>> begin

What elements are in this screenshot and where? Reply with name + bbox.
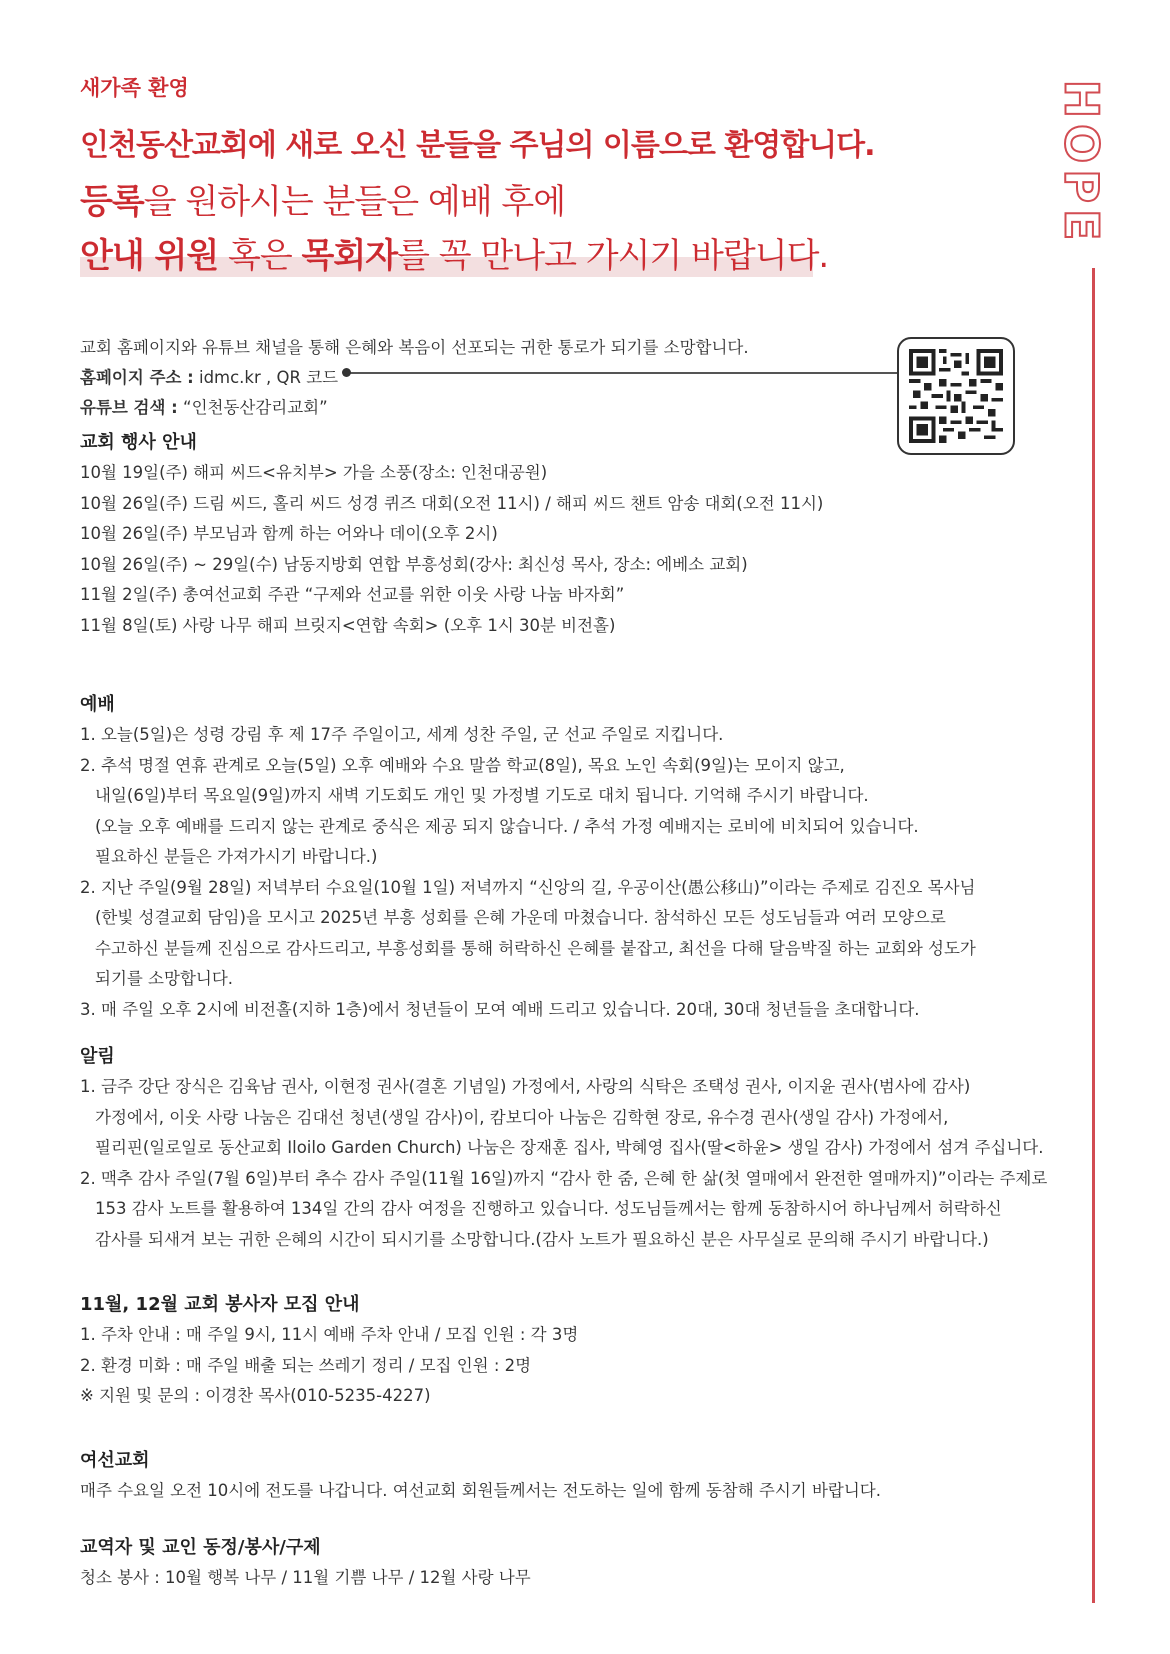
worship-line: (한빛 성결교회 담임)을 모시고 2025년 부흥 성회를 은혜 가운데 마쳤습니다. 참석하신 모든 성도님들과 여러 모양으로: [95, 908, 946, 927]
volunteer-title: 11월, 12월 교회 봉사자 모집 안내: [80, 1294, 360, 1315]
registration-rest: 을 원하시는 분들은 예배 후에: [143, 182, 566, 222]
registration-line-1: [80, 174, 565, 223]
connector-dot: [342, 368, 351, 377]
connector-text: 혹은: [218, 236, 302, 276]
notice-line: 가정에서, 이웃 사랑 나눔은 김대선 청년(생일 감사)이, 캄보디아 나눔은 김학현 장로, 유수경 권사(생일 감사) 가정에서,: [95, 1107, 949, 1127]
notice-line: 1. 금주 강단 장식은 김육남 권사, 이현정 권사(결혼 기념일) 가정에서, 사랑의 식탁은 조택성 권사, 이지윤 권사(범사에 감사): [80, 1077, 971, 1096]
side-divider-line: [1092, 268, 1095, 1603]
worship-line: 2. 지난 주일(9월 28일) 저녁부터 수요일(10월 1일) 저녁까지 “신앙의 길, 우공이산(愚公移山)”이라는 주제로 김진오 목사님: [80, 877, 976, 897]
worship-section: [80, 690, 976, 1025]
volunteer-line: 2. 환경 미화 : 매 주일 배출 되는 쓰레기 정리 / 모집 인원 : 2명: [80, 1355, 532, 1375]
service-title: 교역자 및 교인 동정/봉사/구제: [80, 1537, 321, 1558]
intro-line: 교회 홈페이지와 유튜브 채널을 통해 은혜와 복음이 선포되는 귀한 통로가 되기를 소망합니다.: [80, 338, 749, 357]
welcome-headline: 인천동산교회에 새로 오신 분들을 주님의 이름으로 환영합니다.: [80, 128, 875, 163]
registration-rest-2: 를 꼭 만나고 가시기 바랍니다.: [397, 236, 829, 276]
event-item: 10월 19일(주) 해피 씨드<유치부> 가을 소풍(장소: 인천대공원): [80, 463, 548, 482]
hope-text: HOPE: [1054, 79, 1108, 247]
event-item: 11월 8일(토) 사랑 나무 해피 브릿지<연합 속회> (오후 1시 30분 비전홀): [80, 615, 616, 635]
homepage-label: 홈페이지 주소 :: [80, 368, 194, 387]
women-mission-section: [80, 1446, 881, 1507]
homepage-value[interactable]: idmc.kr , QR 코드: [193, 368, 339, 387]
youtube-line: [80, 393, 749, 423]
events-title: 교회 행사 안내: [80, 432, 197, 453]
youtube-value: “인천동산감리교회”: [177, 398, 328, 417]
worship-line: (오늘 오후 예배를 드리지 않는 관계로 중식은 제공 되지 않습니다. / 추석 가정 예배지는 로비에 비치되어 있습니다.: [95, 816, 919, 836]
qr-code-icon: [909, 349, 1003, 443]
women-mission-title: 여선교회: [80, 1450, 150, 1471]
event-item: 10월 26일(주) 부모님과 함께 하는 어와나 데이(오후 2시): [80, 524, 498, 543]
worship-line: 수고하신 분들께 진심으로 감사드리고, 부흥성회를 통해 허락하신 은혜를 붙잡고, 최선을 다해 달음박질 하는 교회와 성도가: [95, 938, 976, 958]
notice-section: [80, 1042, 1047, 1255]
notice-line: 2. 맥추 감사 주일(7월 6일)부터 추수 감사 주일(11월 16일)까지 “감사 한 줌, 은혜 한 삶(첫 열매에서 완전한 열매까지)”이라는 주제로: [80, 1168, 1048, 1188]
notice-line: 필리핀(일로일로 동산교회 Iloilo Garden Church) 나눔은 장재훈 집사, 박혜영 집사(딸<하윤> 생일 감사) 가정에서 섬겨 주십니다.: [95, 1138, 1044, 1157]
event-item: 10월 26일(주) ~ 29일(수) 남동지방회 연합 부흥성회(강사: 최신성 목사, 장소: 에베소 교회): [80, 554, 748, 574]
volunteer-section: [80, 1290, 578, 1412]
homepage-line: [80, 363, 749, 393]
worship-line: 필요하신 분들은 가져가시기 바랍니다.): [95, 847, 378, 866]
hope-vertical-title: [1048, 78, 1114, 248]
notice-line: 감사를 되새겨 보는 귀한 은혜의 시간이 되시기를 소망합니다.(감사 노트가 필요하신 분은 사무실로 문의해 주시기 바랍니다.): [95, 1229, 989, 1249]
volunteer-line: 1. 주차 안내 : 매 주일 9시, 11시 예배 주차 안내 / 모집 인원 : 각 3명: [80, 1325, 579, 1344]
event-item: 11월 2일(주) 총여선교회 주관 “구제와 선교를 위한 이웃 사랑 나눔 바자회”: [80, 585, 625, 604]
events-section: [80, 428, 823, 641]
qr-connector-line: [346, 372, 898, 374]
usher-bold: 안내 위원: [80, 236, 219, 276]
volunteer-contact: ※ 지원 및 문의 : 이경찬 목사(010-5235-4227): [80, 1386, 431, 1405]
worship-line: 되기를 소망합니다.: [95, 969, 234, 988]
worship-title: 예배: [80, 694, 115, 715]
notice-title: 알림: [80, 1046, 115, 1067]
event-item: 10월 26일(주) 드림 씨드, 홀리 씨드 성경 퀴즈 대회(오전 11시) / 해피 씨드 챈트 암송 대회(오전 11시): [80, 493, 824, 513]
registration-line-2: [80, 228, 828, 277]
section-kicker: 새가족 환영: [80, 76, 189, 100]
notice-line: 153 감사 노트를 활용하여 134일 간의 감사 여정을 진행하고 있습니다. 성도님들께서는 함께 동참하시어 하나님께서 허락하신: [95, 1199, 1002, 1218]
worship-line: 1. 오늘(5일)은 성령 강림 후 제 17주 주일이고, 세계 성찬 주일, 군 선교 주일로 지킵니다.: [80, 725, 724, 744]
intro-block: [80, 333, 749, 423]
worship-line: 2. 추석 명절 연휴 관계로 오늘(5일) 오후 예배와 수요 말씀 학교(8일), 목요 노인 속회(9일)는 모이지 않고,: [80, 755, 845, 775]
worship-line: 내일(6일)부터 목요일(9일)까지 새벽 기도회도 개인 및 가정별 기도로 대치 됩니다. 기억해 주시기 바랍니다.: [95, 786, 869, 805]
qr-code[interactable]: [897, 337, 1015, 455]
service-section: [80, 1533, 531, 1594]
pastor-bold: 목회자: [301, 236, 398, 276]
service-line: 청소 봉사 : 10월 행복 나무 / 11월 기쁨 나무 / 12월 사랑 나무: [80, 1568, 531, 1587]
worship-line: 3. 매 주일 오후 2시에 비전홀(지하 1층)에서 청년들이 모여 예배 드리고 있습니다. 20대, 30대 청년들을 초대합니다.: [80, 999, 920, 1019]
women-mission-line: 매주 수요일 오전 10시에 전도를 나갑니다. 여선교회 회원들께서는 전도하는 일에 함께 동참해 주시기 바랍니다.: [80, 1481, 881, 1500]
youtube-label: 유튜브 검색 :: [80, 398, 178, 417]
registration-bold: 등록: [80, 182, 144, 222]
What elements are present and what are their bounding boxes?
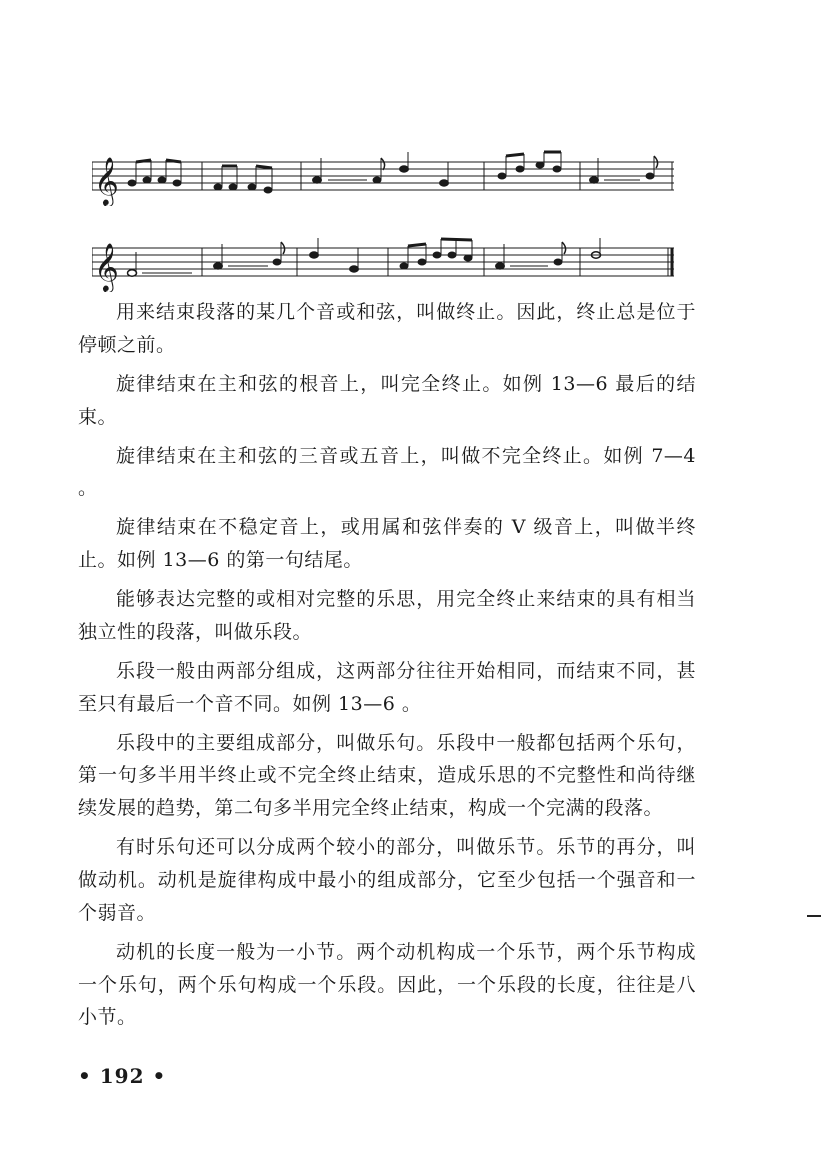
edge-mark bbox=[807, 915, 821, 917]
treble-clef-icon: 𝄞 bbox=[94, 156, 119, 205]
paragraph-cadence: 用来结束段落的某几个音或和弦，叫做终止。因此，终止总是位于停顿之前。 bbox=[78, 301, 696, 356]
paragraph-length: 动机的长度一般为一小节。两个动机构成一个乐节，两个乐节构成一个乐句，两个乐句构成一个乐段。因此，一个乐段的长度，往往是八小节。 bbox=[78, 940, 696, 1029]
staff-2-notation bbox=[92, 236, 674, 292]
paragraph-motive: 有时乐句还可以分成两个较小的部分，叫做乐节。乐节的再分，叫做动机。动机是旋律构成中最小的组成部分，它至少包括一个强音和一个弱音。 bbox=[78, 836, 696, 924]
paragraph-phrase: 乐段中的主要组成部分，叫做乐句。乐段中一般都包括两个乐句，第一句多半用半终止或不完全终止结束，造成乐思的不完整性和尚待继续发展的趋势，第二句多半用完全终止结束，构成一个完满的段落。 bbox=[78, 731, 696, 820]
paragraph-imperfect-cadence: 旋律结束在主和弦的三音或五音上，叫做不完全终止。如例 7—4 。 bbox=[78, 444, 696, 500]
body-text bbox=[78, 296, 696, 1040]
music-staff-1 bbox=[92, 150, 674, 206]
paragraph-period-structure: 乐段一般由两部分组成，这两部分往往开始相同，而结束不同，甚至只有最后一个音不同。如例 13—6 。 bbox=[78, 659, 696, 715]
paragraph-half-cadence: 旋律结束在不稳定音上，或用属和弦伴奏的 V 级音上，叫做半终止。如例 13—6 的第一句结尾。 bbox=[78, 516, 696, 572]
treble-clef-icon: 𝄞 bbox=[94, 242, 119, 291]
music-staff-2 bbox=[92, 236, 674, 292]
paragraph-perfect-cadence: 旋律结束在主和弦的根音上，叫完全终止。如例 13—6 最后的结束。 bbox=[78, 372, 696, 428]
staff-1-notation bbox=[92, 150, 674, 206]
paragraph-period-definition: 能够表达完整的或相对完整的乐思，用完全终止来结束的具有相当独立性的段落，叫做乐段。 bbox=[78, 588, 696, 643]
page-number: • 192 • bbox=[78, 1064, 167, 1088]
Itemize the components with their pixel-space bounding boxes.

>> end

● Task statement: Starting at the line that contains "edge-mark bbox=[807, 915, 821, 917]" and ending at the line that contains "staff-2-notation bbox=[92, 236, 674, 292]", rename "treble-clef-icon" to "g-clef-icon". Give only those lines again, with everything else left as it is.

● Correct output:
edge-mark bbox=[807, 915, 821, 917]
g-clef-icon: 𝄞 bbox=[94, 156, 119, 205]
paragraph-cadence: 用来结束段落的某几个音或和弦，叫做终止。因此，终止总是位于停顿之前。 bbox=[78, 301, 696, 356]
paragraph-length: 动机的长度一般为一小节。两个动机构成一个乐节，两个乐节构成一个乐句，两个乐句构成一个乐段。因此，一个乐段的长度，往往是八小节。 bbox=[78, 940, 696, 1029]
staff-2-notation bbox=[92, 236, 674, 292]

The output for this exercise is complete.